**Short task:**
Extract, from the listing that follows, each line containing the word "효성중공업".

**Excerpted records:**
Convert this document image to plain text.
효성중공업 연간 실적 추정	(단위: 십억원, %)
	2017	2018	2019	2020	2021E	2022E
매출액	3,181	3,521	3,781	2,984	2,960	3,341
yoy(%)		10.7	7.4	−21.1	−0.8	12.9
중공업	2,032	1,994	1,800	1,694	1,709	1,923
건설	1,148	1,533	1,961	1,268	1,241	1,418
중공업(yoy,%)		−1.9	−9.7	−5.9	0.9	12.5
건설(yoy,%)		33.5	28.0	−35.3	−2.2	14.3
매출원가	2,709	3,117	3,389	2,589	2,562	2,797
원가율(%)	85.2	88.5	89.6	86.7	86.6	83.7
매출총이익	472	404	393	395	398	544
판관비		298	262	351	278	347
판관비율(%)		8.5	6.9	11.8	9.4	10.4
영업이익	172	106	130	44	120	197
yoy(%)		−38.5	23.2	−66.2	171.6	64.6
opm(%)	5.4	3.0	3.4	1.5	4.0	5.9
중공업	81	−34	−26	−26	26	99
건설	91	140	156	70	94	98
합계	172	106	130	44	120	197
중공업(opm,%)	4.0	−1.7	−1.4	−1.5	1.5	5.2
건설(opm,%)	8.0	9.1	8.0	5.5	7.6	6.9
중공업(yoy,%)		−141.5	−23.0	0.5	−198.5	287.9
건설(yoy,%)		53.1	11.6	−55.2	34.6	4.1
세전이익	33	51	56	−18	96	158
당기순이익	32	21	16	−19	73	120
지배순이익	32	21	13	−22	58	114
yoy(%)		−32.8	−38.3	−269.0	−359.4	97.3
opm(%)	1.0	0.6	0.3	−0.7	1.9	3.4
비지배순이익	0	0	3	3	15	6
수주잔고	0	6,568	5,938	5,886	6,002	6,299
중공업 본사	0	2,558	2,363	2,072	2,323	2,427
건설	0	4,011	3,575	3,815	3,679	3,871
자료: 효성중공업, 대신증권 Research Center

**Answer to the task:**
효성중공업 연간 실적 추정	(단위: 십억원, %)
자료: 효성중공업, 대신증권 Research Center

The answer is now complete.